TO DO: Return the number of lines holding "Srbija", with nothing added.

-- Start of ENTRIES --

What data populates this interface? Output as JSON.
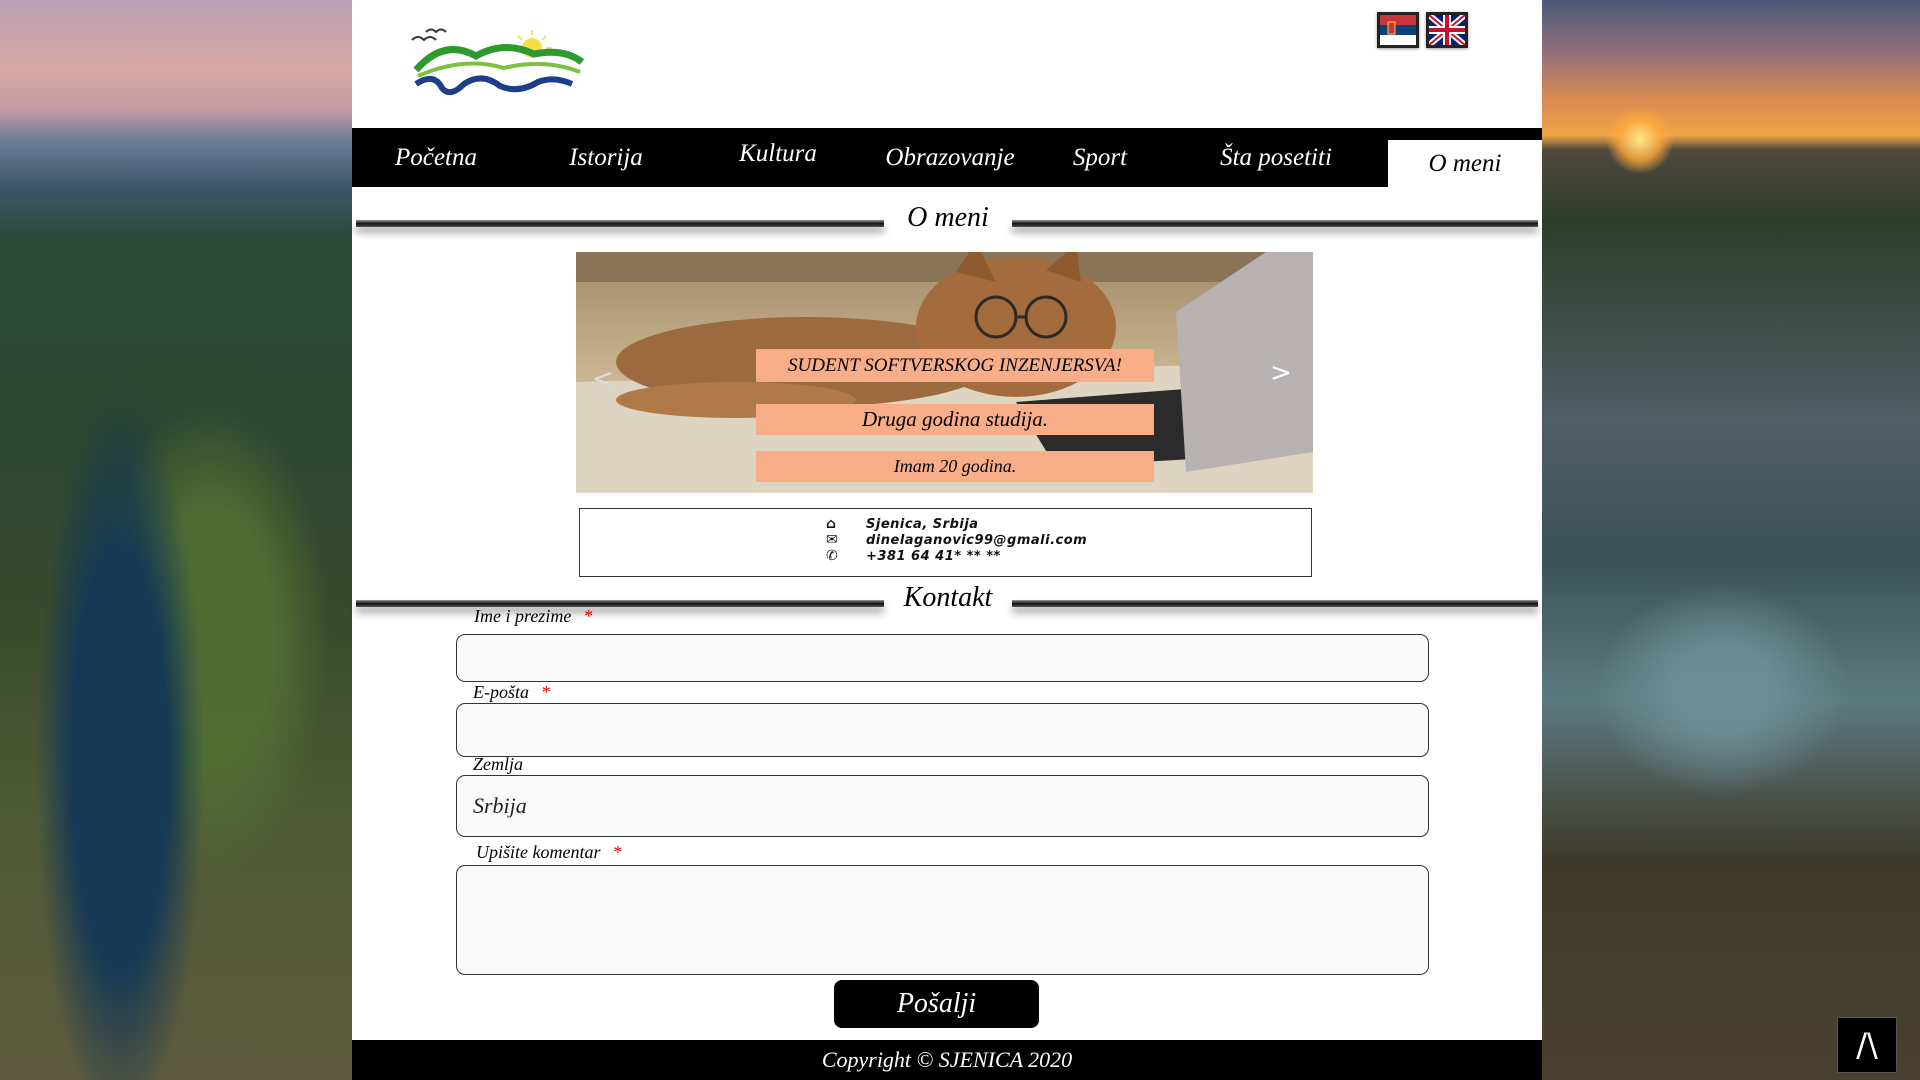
{
  "nav": {
    "items": [
      "Početna",
      "Istorija",
      "Kultura",
      "Obrazovanje",
      "Sport",
      "Šta posetiti",
      "O meni"
    ],
    "active": "O meni"
  },
  "languages": [
    "Srpski",
    "English"
  ],
  "sections": {
    "about_title": "O meni",
    "contact_title": "Kontakt"
  },
  "slider": {
    "prev_label": "<",
    "next_label": ">",
    "captions": [
      "SUDENT SOFTVERSKOG INZENJERSVA!",
      "Druga godina studija.",
      "Imam 20 godina."
    ]
  },
  "contact_info": {
    "address": "Sjenica, Srbija",
    "email": "dinelaganovic99@gmali.com",
    "phone": "+381 64 41* ** **",
    "icons": [
      "home-icon",
      "envelope-icon",
      "phone-icon"
    ]
  },
  "form": {
    "name_label": "Ime i prezime",
    "email_label": "E-pošta",
    "country_label": "Zemlja",
    "country_value": "Srbija",
    "comment_label": "Upišite komentar",
    "required_mark": "*",
    "submit_label": "Pošalji"
  },
  "footer": {
    "copyright": "Copyright © SJENICA 2020"
  },
  "back_to_top": "/\\",
  "colors": {
    "nav_bg": "#000000",
    "caption_bg": "#f7ad87",
    "required": "#e00000",
    "page_bg": "#ffffff"
  }
}
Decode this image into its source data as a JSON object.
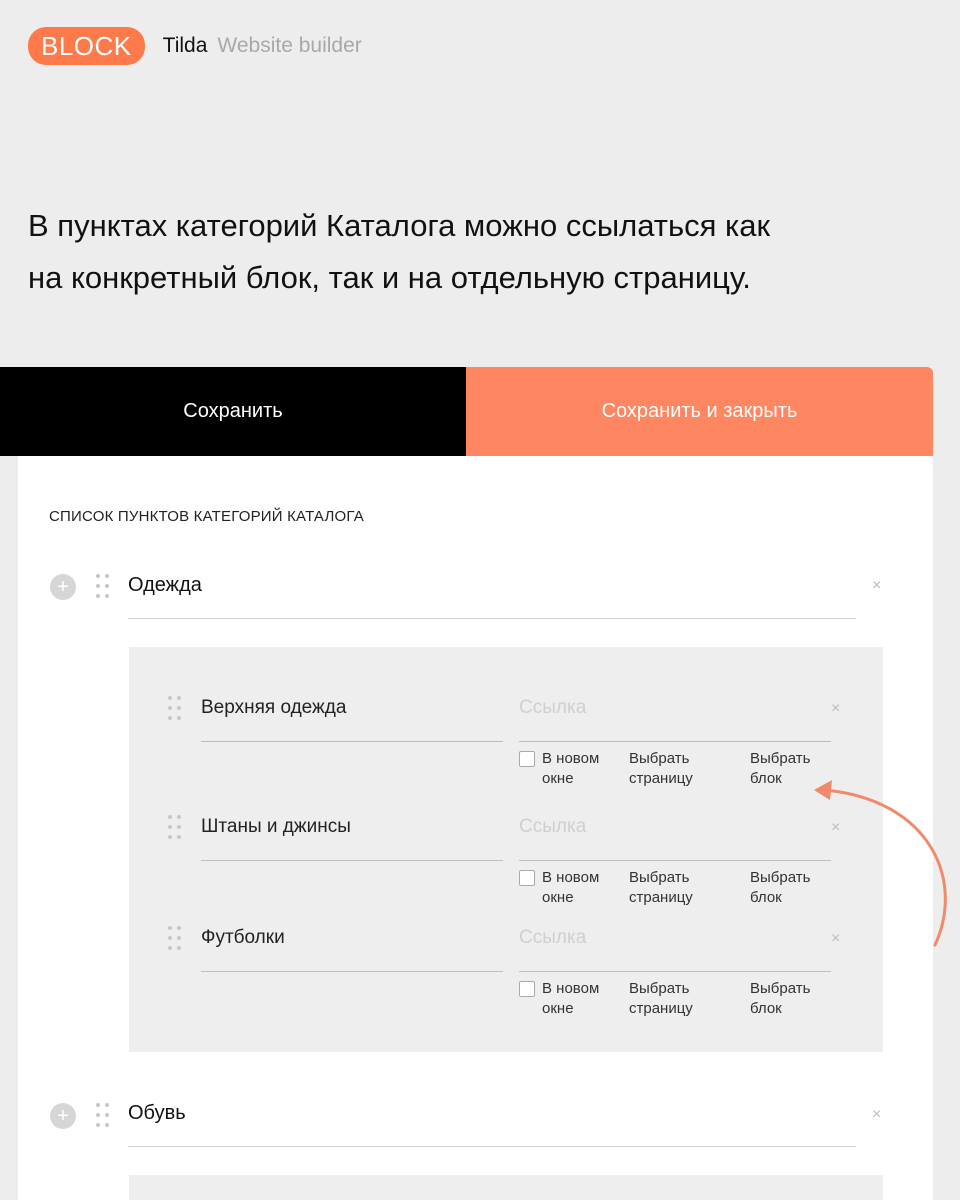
{
  "header": {
    "badge": "BLOCK",
    "brand": "Tilda",
    "subtitle": "Website builder"
  },
  "intro": {
    "line1": "В пунктах категорий Каталога можно ссылаться как",
    "line2": "на конкретный блок, так и на отдельную страницу."
  },
  "toolbar": {
    "save_label": "Сохранить",
    "save_close_label": "Сохранить и закрыть"
  },
  "list": {
    "title": "СПИСОК ПУНКТОВ КАТЕГОРИЙ КАТАЛОГА",
    "categories": [
      {
        "title": "Одежда",
        "items": [
          {
            "title": "Верхняя одежда",
            "link_placeholder": "Ссылка"
          },
          {
            "title": "Штаны и джинсы",
            "link_placeholder": "Ссылка"
          },
          {
            "title": "Футболки",
            "link_placeholder": "Ссылка"
          }
        ]
      },
      {
        "title": "Обувь"
      }
    ],
    "options": {
      "new_window_1": "В новом",
      "new_window_2": "окне",
      "choose_page_1": "Выбрать",
      "choose_page_2": "страницу",
      "choose_block_1": "Выбрать",
      "choose_block_2": "блок"
    },
    "close_glyph": "×",
    "add_glyph": "+"
  },
  "colors": {
    "accent": "#ff7a4a",
    "save_close_bg": "#fe8660",
    "save_bg": "#000000",
    "page_bg": "#ededed",
    "sub_box_bg": "#eeeeee",
    "arrow": "#f08a6a"
  },
  "icons": {
    "add": "plus-circle-icon",
    "drag": "drag-handle-icon",
    "close": "close-icon",
    "checkbox": "checkbox-icon"
  }
}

-- End of ENTRIES --

RESULT OF THE TASK: 2